**Dataset excerpts**:
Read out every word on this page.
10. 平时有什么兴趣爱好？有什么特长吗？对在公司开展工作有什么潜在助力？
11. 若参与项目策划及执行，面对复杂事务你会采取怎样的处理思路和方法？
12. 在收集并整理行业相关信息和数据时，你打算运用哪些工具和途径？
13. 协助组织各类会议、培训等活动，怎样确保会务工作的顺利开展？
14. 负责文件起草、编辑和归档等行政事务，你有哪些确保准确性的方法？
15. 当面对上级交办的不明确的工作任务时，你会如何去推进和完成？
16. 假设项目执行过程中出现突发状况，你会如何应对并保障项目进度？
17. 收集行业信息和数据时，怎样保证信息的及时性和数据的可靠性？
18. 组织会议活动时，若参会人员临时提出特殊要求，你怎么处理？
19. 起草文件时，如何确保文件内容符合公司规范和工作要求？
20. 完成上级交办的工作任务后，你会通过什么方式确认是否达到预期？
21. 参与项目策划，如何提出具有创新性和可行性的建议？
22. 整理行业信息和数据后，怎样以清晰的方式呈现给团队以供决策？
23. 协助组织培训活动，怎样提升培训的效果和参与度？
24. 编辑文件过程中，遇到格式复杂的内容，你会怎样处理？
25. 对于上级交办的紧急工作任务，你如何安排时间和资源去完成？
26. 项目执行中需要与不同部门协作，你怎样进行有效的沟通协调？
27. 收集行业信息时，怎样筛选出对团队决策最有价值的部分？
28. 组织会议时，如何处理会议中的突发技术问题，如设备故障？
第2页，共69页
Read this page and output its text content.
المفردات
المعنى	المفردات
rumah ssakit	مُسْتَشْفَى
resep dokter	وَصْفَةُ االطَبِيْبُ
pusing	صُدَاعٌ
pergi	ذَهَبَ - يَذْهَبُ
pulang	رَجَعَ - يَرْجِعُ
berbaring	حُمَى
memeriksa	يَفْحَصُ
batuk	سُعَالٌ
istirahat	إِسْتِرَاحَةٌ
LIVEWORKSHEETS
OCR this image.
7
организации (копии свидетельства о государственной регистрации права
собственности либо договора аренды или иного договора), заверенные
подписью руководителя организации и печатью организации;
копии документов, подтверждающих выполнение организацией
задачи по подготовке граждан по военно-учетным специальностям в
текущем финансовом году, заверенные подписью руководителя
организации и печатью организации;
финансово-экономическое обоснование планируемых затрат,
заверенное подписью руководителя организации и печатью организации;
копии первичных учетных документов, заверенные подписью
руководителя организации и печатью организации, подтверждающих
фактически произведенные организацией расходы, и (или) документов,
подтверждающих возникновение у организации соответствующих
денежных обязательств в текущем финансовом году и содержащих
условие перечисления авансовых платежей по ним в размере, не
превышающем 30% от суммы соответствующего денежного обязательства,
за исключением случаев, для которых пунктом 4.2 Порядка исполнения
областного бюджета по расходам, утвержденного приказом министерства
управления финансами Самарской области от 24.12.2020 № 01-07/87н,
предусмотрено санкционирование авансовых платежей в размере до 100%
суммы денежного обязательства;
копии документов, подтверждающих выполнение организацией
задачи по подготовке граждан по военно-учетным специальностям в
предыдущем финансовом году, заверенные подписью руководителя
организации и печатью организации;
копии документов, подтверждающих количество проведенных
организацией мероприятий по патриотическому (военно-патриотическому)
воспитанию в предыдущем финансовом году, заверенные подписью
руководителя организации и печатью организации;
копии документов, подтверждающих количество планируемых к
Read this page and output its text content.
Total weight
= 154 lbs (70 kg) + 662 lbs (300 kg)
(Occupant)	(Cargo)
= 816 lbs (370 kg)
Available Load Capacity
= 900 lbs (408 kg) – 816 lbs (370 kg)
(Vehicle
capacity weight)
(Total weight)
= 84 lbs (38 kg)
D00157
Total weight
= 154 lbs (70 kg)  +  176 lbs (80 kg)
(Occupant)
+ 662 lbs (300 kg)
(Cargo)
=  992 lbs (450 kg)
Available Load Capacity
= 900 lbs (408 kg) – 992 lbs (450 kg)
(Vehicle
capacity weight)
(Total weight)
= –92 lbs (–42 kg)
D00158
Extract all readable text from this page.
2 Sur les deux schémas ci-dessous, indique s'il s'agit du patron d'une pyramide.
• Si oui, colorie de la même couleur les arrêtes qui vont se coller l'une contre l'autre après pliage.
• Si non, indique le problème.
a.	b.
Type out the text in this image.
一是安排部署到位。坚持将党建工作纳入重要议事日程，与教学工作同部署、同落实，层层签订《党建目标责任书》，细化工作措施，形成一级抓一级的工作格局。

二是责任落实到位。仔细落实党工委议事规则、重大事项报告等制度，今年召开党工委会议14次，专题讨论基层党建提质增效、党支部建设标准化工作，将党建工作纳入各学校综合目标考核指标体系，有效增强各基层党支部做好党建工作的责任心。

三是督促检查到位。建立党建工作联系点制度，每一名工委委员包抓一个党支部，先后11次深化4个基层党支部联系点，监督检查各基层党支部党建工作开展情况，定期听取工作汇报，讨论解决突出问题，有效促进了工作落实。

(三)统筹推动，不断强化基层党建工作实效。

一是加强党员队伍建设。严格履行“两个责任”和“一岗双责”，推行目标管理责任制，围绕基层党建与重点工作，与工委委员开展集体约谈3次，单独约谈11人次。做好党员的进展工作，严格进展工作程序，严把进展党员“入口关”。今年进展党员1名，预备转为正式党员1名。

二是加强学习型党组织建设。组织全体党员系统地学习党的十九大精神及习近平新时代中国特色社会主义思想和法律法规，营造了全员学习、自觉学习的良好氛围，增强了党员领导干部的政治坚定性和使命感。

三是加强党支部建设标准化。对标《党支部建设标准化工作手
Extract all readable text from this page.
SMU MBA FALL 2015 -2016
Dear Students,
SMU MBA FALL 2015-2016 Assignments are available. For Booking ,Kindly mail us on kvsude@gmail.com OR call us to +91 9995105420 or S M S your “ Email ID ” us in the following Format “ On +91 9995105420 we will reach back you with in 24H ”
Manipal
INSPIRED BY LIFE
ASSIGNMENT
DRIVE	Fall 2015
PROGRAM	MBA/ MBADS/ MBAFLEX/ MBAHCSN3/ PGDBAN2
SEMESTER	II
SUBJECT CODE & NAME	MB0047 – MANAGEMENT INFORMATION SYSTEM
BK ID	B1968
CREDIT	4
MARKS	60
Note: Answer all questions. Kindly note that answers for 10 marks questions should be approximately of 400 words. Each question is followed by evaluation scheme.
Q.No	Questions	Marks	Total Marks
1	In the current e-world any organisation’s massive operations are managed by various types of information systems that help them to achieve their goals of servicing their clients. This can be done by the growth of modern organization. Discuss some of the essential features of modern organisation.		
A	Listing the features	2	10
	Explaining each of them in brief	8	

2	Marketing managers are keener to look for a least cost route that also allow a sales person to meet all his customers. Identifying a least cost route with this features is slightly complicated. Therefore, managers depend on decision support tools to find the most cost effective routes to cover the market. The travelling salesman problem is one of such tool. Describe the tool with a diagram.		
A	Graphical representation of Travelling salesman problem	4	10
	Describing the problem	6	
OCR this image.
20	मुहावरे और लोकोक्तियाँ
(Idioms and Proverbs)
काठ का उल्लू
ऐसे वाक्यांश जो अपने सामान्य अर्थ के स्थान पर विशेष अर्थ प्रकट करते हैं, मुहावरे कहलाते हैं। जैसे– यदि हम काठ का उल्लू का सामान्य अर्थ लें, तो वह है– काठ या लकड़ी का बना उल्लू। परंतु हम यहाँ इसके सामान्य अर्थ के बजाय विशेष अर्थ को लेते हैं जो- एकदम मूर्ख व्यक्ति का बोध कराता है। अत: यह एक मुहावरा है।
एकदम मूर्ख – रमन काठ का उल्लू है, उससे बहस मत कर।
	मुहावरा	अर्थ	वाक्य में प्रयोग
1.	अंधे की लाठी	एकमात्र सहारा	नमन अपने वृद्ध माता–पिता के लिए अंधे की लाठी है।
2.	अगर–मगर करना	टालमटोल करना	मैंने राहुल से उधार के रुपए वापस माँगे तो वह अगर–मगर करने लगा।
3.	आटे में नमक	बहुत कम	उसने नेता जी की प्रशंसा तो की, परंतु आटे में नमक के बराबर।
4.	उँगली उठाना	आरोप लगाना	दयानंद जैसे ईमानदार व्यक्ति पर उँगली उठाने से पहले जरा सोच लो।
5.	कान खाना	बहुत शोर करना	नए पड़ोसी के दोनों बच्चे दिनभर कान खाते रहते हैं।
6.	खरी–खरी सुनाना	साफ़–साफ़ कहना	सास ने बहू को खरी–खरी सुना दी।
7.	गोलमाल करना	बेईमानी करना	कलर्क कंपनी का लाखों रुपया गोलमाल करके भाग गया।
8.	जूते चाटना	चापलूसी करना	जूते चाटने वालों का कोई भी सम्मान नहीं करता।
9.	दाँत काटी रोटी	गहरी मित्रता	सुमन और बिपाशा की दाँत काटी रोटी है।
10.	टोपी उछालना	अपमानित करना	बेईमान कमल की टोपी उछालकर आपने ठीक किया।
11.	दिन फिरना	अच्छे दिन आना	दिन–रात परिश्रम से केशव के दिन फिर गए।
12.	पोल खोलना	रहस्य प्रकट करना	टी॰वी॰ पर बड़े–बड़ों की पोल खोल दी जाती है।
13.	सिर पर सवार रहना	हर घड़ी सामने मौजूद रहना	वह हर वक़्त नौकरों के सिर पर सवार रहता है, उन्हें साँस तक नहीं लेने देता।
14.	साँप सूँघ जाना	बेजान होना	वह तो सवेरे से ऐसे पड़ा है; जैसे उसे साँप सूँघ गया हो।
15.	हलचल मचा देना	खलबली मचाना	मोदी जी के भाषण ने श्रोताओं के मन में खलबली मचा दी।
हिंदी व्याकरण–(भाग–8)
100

**Set exercise**: Display every line of the listing that contains the string "планируемых".

**The response**:
финансово-экономическое обоснование планируемых затрат,
копии документов, подтверждающих количество планируемых к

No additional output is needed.